### DATA ###

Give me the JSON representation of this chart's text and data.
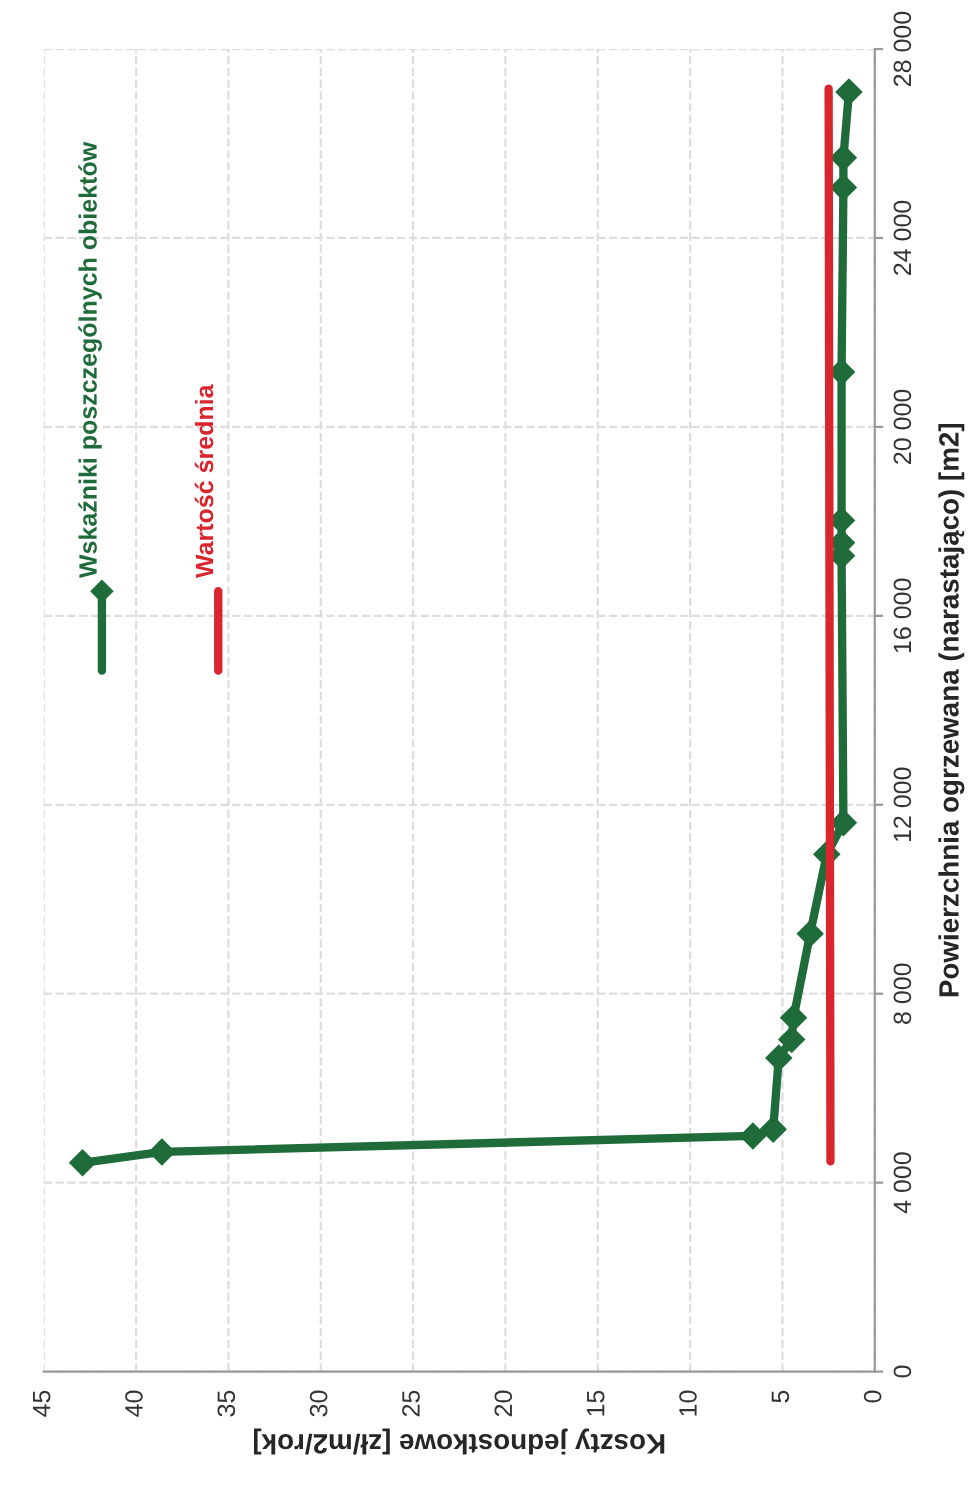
{
  "chart_data": {
    "type": "line",
    "orientation": "horizontal",
    "xlabel": "Koszty jednostkowe [zł/m2/rok]",
    "ylabel": "Powierzchnia ogrzewana (narastająco) [m2]",
    "xlim": [
      45,
      0
    ],
    "xticks": [
      45,
      40,
      35,
      30,
      25,
      20,
      15,
      10,
      5,
      0
    ],
    "ylim": [
      0,
      28000
    ],
    "yticks": [
      0,
      {
        "value": 4000,
        "label": "4 000"
      },
      {
        "value": 8000,
        "label": "8 000"
      },
      {
        "value": 12000,
        "label": "12 000"
      },
      {
        "value": 16000,
        "label": "16 000"
      },
      {
        "value": 20000,
        "label": "20 000"
      },
      {
        "value": 24000,
        "label": "24 000"
      },
      {
        "value": 28000,
        "label": "28 000"
      }
    ],
    "grid": true,
    "legend": "top left",
    "series": [
      {
        "name": "Wskaźniki poszczególnych obiektów",
        "color": "#1f6b3a",
        "marker": "diamond",
        "x": [
          4420,
          4650,
          4990,
          5130,
          6640,
          7030,
          7490,
          9270,
          10950,
          11620,
          17270,
          17550,
          18020,
          21160,
          25070,
          25700,
          27090
        ],
        "values": [
          42.9,
          38.6,
          6.6,
          5.5,
          5.2,
          4.5,
          4.4,
          3.5,
          2.6,
          1.7,
          1.8,
          1.8,
          1.8,
          1.8,
          1.7,
          1.7,
          1.4
        ]
      },
      {
        "name": "Wartość średnia",
        "color": "#d9262e",
        "marker": "none",
        "x": [
          4450,
          27160
        ],
        "values": [
          2.4,
          2.5
        ]
      }
    ]
  }
}
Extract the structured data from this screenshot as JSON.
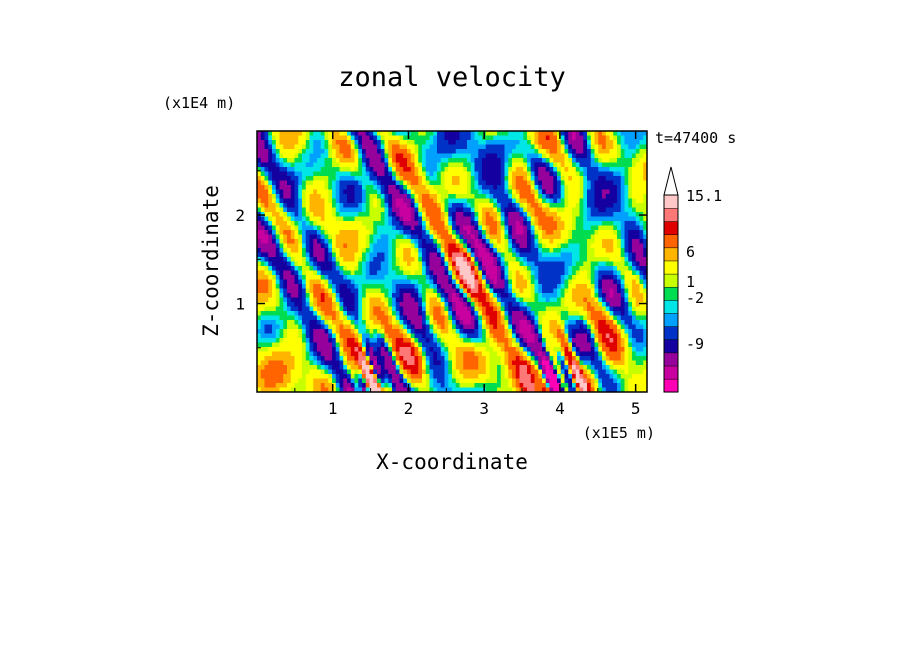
{
  "chart_data": {
    "type": "heatmap",
    "title": "zonal velocity",
    "xlabel": "X-coordinate",
    "ylabel": "Z-coordinate",
    "x_unit": "(x1E5 m)",
    "y_unit": "(x1E4 m)",
    "time_label": "t=47400 s",
    "xlim": [
      0,
      5.15
    ],
    "ylim": [
      0,
      2.95
    ],
    "x_ticks": [
      "1",
      "2",
      "3",
      "4",
      "5"
    ],
    "y_ticks": [
      "1",
      "2"
    ],
    "colorbar": {
      "labels": [
        "15.1",
        "6",
        "1",
        "-2",
        "-9"
      ],
      "levels": [
        -15,
        -12,
        -9,
        -6,
        -4,
        -2,
        -1,
        0,
        1,
        2,
        4,
        6,
        9,
        12,
        15.1
      ],
      "colors": [
        "#ff00b4",
        "#c800a0",
        "#96009b",
        "#1400a0",
        "#0032c8",
        "#00a0ff",
        "#00e6e6",
        "#00dc50",
        "#c8ff00",
        "#ffff00",
        "#ffb400",
        "#ff6400",
        "#e10000",
        "#ff7878",
        "#ffc8c8"
      ]
    }
  }
}
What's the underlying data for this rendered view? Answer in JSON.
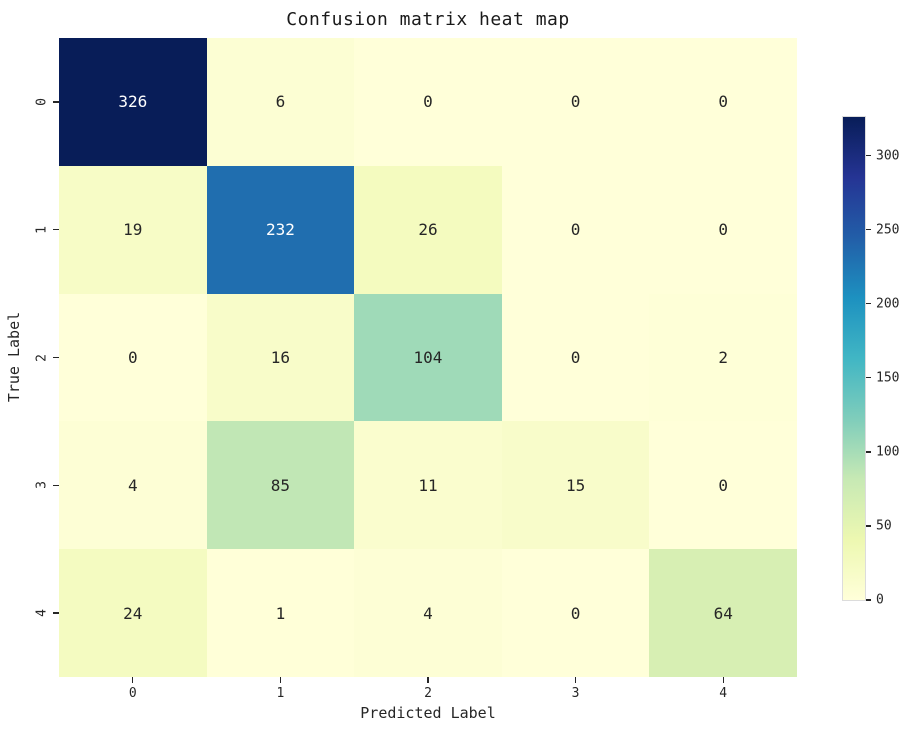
{
  "chart_data": {
    "type": "heatmap",
    "title": "Confusion matrix heat map",
    "xlabel": "Predicted Label",
    "ylabel": "True Label",
    "x_ticklabels": [
      "0",
      "1",
      "2",
      "3",
      "4"
    ],
    "y_ticklabels": [
      "0",
      "1",
      "2",
      "3",
      "4"
    ],
    "matrix": [
      [
        326,
        6,
        0,
        0,
        0
      ],
      [
        19,
        232,
        26,
        0,
        0
      ],
      [
        0,
        16,
        104,
        0,
        2
      ],
      [
        4,
        85,
        11,
        15,
        0
      ],
      [
        24,
        1,
        4,
        0,
        64
      ]
    ],
    "vmin": 0,
    "vmax": 326,
    "colormap_name": "YlGnBu",
    "colormap_stops": [
      "#ffffd9",
      "#edf8b1",
      "#c7e9b4",
      "#7fcdbb",
      "#41b6c4",
      "#1d91c0",
      "#225ea8",
      "#253494",
      "#081d58"
    ],
    "colorbar_ticks": [
      0,
      50,
      100,
      150,
      200,
      250,
      300
    ],
    "colorbar_position": "right",
    "grid": false,
    "annot_color_dark": "#262626",
    "annot_color_light": "#ffffff",
    "background_color": "#ffffff"
  }
}
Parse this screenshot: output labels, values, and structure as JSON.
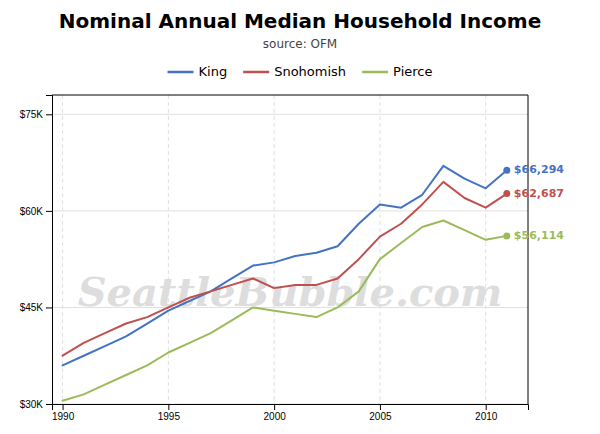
{
  "chart_data": {
    "type": "line",
    "title": "Nominal Annual Median Household Income",
    "subtitle": "source: OFM",
    "annotations": [
      "SeattleBubble.com"
    ],
    "x": [
      1990,
      1991,
      1992,
      1993,
      1994,
      1995,
      1996,
      1997,
      1998,
      1999,
      2000,
      2001,
      2002,
      2003,
      2004,
      2005,
      2006,
      2007,
      2008,
      2009,
      2010,
      2011
    ],
    "series": [
      {
        "name": "King",
        "color": "#4472C4",
        "values": [
          36000,
          37500,
          39000,
          40500,
          42500,
          44500,
          46000,
          47500,
          49500,
          51500,
          52000,
          53000,
          53500,
          54500,
          58000,
          61000,
          60500,
          62500,
          67000,
          65000,
          63500,
          66294
        ],
        "value_labels": [
          null,
          null,
          null,
          null,
          null,
          null,
          null,
          null,
          null,
          null,
          null,
          null,
          null,
          null,
          null,
          null,
          null,
          null,
          null,
          null,
          null,
          "$66,294"
        ]
      },
      {
        "name": "Snohomish",
        "color": "#C0504D",
        "values": [
          37500,
          39500,
          41000,
          42500,
          43500,
          45000,
          46500,
          47500,
          48500,
          49500,
          48000,
          48500,
          48500,
          49500,
          52500,
          56000,
          58000,
          61000,
          64500,
          62000,
          60500,
          62687
        ],
        "value_labels": [
          null,
          null,
          null,
          null,
          null,
          null,
          null,
          null,
          null,
          null,
          null,
          null,
          null,
          null,
          null,
          null,
          null,
          null,
          null,
          null,
          null,
          "$62,687"
        ]
      },
      {
        "name": "Pierce",
        "color": "#9BBB59",
        "values": [
          30500,
          31500,
          33000,
          34500,
          36000,
          38000,
          39500,
          41000,
          43000,
          45000,
          44500,
          44000,
          43500,
          45000,
          47500,
          52500,
          55000,
          57500,
          58500,
          57000,
          55500,
          56114
        ],
        "value_labels": [
          null,
          null,
          null,
          null,
          null,
          null,
          null,
          null,
          null,
          null,
          null,
          null,
          null,
          null,
          null,
          null,
          null,
          null,
          null,
          null,
          null,
          "$56,114"
        ]
      }
    ],
    "xlim": [
      1989.5,
      2012.0
    ],
    "ylim": [
      30000,
      78000
    ],
    "xticks": [
      1990,
      1995,
      2000,
      2005,
      2010
    ],
    "yticks": [
      {
        "value": 30000,
        "label": "$30K"
      },
      {
        "value": 45000,
        "label": "$45K"
      },
      {
        "value": 60000,
        "label": "$60K"
      },
      {
        "value": 75000,
        "label": "$75K"
      }
    ],
    "grid": true
  }
}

###

PROMPT:
Leave out the pictures and print each record exactly as it stands.

IN RESPONSE:
Give me the JSON representation of this chart's text and data.
{
  "chart_data": {
    "type": "line",
    "orientation": "horizontal",
    "xlabel": "Koszty jednostkowe [zł/m2/rok]",
    "ylabel": "Powierzchnia ogrzewana (narastająco) [m2]",
    "xlim": [
      45,
      0
    ],
    "xticks": [
      45,
      40,
      35,
      30,
      25,
      20,
      15,
      10,
      5,
      0
    ],
    "ylim": [
      0,
      28000
    ],
    "yticks": [
      0,
      {
        "value": 4000,
        "label": "4 000"
      },
      {
        "value": 8000,
        "label": "8 000"
      },
      {
        "value": 12000,
        "label": "12 000"
      },
      {
        "value": 16000,
        "label": "16 000"
      },
      {
        "value": 20000,
        "label": "20 000"
      },
      {
        "value": 24000,
        "label": "24 000"
      },
      {
        "value": 28000,
        "label": "28 000"
      }
    ],
    "grid": true,
    "legend": "top left",
    "series": [
      {
        "name": "Wskaźniki poszczególnych obiektów",
        "color": "#1f6b3a",
        "marker": "diamond",
        "x": [
          4420,
          4650,
          4990,
          5130,
          6640,
          7030,
          7490,
          9270,
          10950,
          11620,
          17270,
          17550,
          18020,
          21160,
          25070,
          25700,
          27090
        ],
        "values": [
          42.9,
          38.6,
          6.6,
          5.5,
          5.2,
          4.5,
          4.4,
          3.5,
          2.6,
          1.7,
          1.8,
          1.8,
          1.8,
          1.8,
          1.7,
          1.7,
          1.4
        ]
      },
      {
        "name": "Wartość średnia",
        "color": "#d9262e",
        "marker": "none",
        "x": [
          4450,
          27160
        ],
        "values": [
          2.4,
          2.5
        ]
      }
    ]
  }
}
Extract the structured data from this screenshot as JSON.
{
  "chart_data": {
    "type": "heatmap",
    "title": "zonal velocity",
    "xlabel": "X-coordinate",
    "ylabel": "Z-coordinate",
    "x_unit": "(x1E5 m)",
    "y_unit": "(x1E4 m)",
    "time_label": "t=47400 s",
    "xlim": [
      0,
      5.15
    ],
    "ylim": [
      0,
      2.95
    ],
    "x_ticks": [
      "1",
      "2",
      "3",
      "4",
      "5"
    ],
    "y_ticks": [
      "1",
      "2"
    ],
    "colorbar": {
      "labels": [
        "15.1",
        "6",
        "1",
        "-2",
        "-9"
      ],
      "levels": [
        -15,
        -12,
        -9,
        -6,
        -4,
        -2,
        -1,
        0,
        1,
        2,
        4,
        6,
        9,
        12,
        15.1
      ],
      "colors": [
        "#ff00b4",
        "#c800a0",
        "#96009b",
        "#1400a0",
        "#0032c8",
        "#00a0ff",
        "#00e6e6",
        "#00dc50",
        "#c8ff00",
        "#ffff00",
        "#ffb400",
        "#ff6400",
        "#e10000",
        "#ff7878",
        "#ffc8c8"
      ]
    }
  }
}
What's the underlying data for this rendered view? Answer in JSON.
{
  "chart_data": {
    "type": "heatmap",
    "title": "Confusion matrix heat map",
    "xlabel": "Predicted Label",
    "ylabel": "True Label",
    "x_ticklabels": [
      "0",
      "1",
      "2",
      "3",
      "4"
    ],
    "y_ticklabels": [
      "0",
      "1",
      "2",
      "3",
      "4"
    ],
    "matrix": [
      [
        326,
        6,
        0,
        0,
        0
      ],
      [
        19,
        232,
        26,
        0,
        0
      ],
      [
        0,
        16,
        104,
        0,
        2
      ],
      [
        4,
        85,
        11,
        15,
        0
      ],
      [
        24,
        1,
        4,
        0,
        64
      ]
    ],
    "vmin": 0,
    "vmax": 326,
    "colormap_name": "YlGnBu",
    "colormap_stops": [
      "#ffffd9",
      "#edf8b1",
      "#c7e9b4",
      "#7fcdbb",
      "#41b6c4",
      "#1d91c0",
      "#225ea8",
      "#253494",
      "#081d58"
    ],
    "colorbar_ticks": [
      0,
      50,
      100,
      150,
      200,
      250,
      300
    ],
    "colorbar_position": "right",
    "grid": false,
    "annot_color_dark": "#262626",
    "annot_color_light": "#ffffff",
    "background_color": "#ffffff"
  }
}
Parse this screenshot: output labels, values, and structure as JSON.
{
  "chart_data": {
    "type": "line",
    "title": "Nominal Annual Median Household Income",
    "subtitle": "source: OFM",
    "annotations": [
      "SeattleBubble.com"
    ],
    "x": [
      1990,
      1991,
      1992,
      1993,
      1994,
      1995,
      1996,
      1997,
      1998,
      1999,
      2000,
      2001,
      2002,
      2003,
      2004,
      2005,
      2006,
      2007,
      2008,
      2009,
      2010,
      2011
    ],
    "series": [
      {
        "name": "King",
        "color": "#4472C4",
        "values": [
          36000,
          37500,
          39000,
          40500,
          42500,
          44500,
          46000,
          47500,
          49500,
          51500,
          52000,
          53000,
          53500,
          54500,
          58000,
          61000,
          60500,
          62500,
          67000,
          65000,
          63500,
          66294
        ],
        "value_labels": [
          null,
          null,
          null,
          null,
          null,
          null,
          null,
          null,
          null,
          null,
          null,
          null,
          null,
          null,
          null,
          null,
          null,
          null,
          null,
          null,
          null,
          "$66,294"
        ]
      },
      {
        "name": "Snohomish",
        "color": "#C0504D",
        "values": [
          37500,
          39500,
          41000,
          42500,
          43500,
          45000,
          46500,
          47500,
          48500,
          49500,
          48000,
          48500,
          48500,
          49500,
          52500,
          56000,
          58000,
          61000,
          64500,
          62000,
          60500,
          62687
        ],
        "value_labels": [
          null,
          null,
          null,
          null,
          null,
          null,
          null,
          null,
          null,
          null,
          null,
          null,
          null,
          null,
          null,
          null,
          null,
          null,
          null,
          null,
          null,
          "$62,687"
        ]
      },
      {
        "name": "Pierce",
        "color": "#9BBB59",
        "values": [
          30500,
          31500,
          33000,
          34500,
          36000,
          38000,
          39500,
          41000,
          43000,
          45000,
          44500,
          44000,
          43500,
          45000,
          47500,
          52500,
          55000,
          57500,
          58500,
          57000,
          55500,
          56114
        ],
        "value_labels": [
          null,
          null,
          null,
          null,
          null,
          null,
          null,
          null,
          null,
          null,
          null,
          null,
          null,
          null,
          null,
          null,
          null,
          null,
          null,
          null,
          null,
          "$56,114"
        ]
      }
    ],
    "xlim": [
      1989.5,
      2012.0
    ],
    "ylim": [
      30000,
      78000
    ],
    "xticks": [
      1990,
      1995,
      2000,
      2005,
      2010
    ],
    "yticks": [
      {
        "value": 30000,
        "label": "$30K"
      },
      {
        "value": 45000,
        "label": "$45K"
      },
      {
        "value": 60000,
        "label": "$60K"
      },
      {
        "value": 75000,
        "label": "$75K"
      }
    ],
    "grid": true
  }
}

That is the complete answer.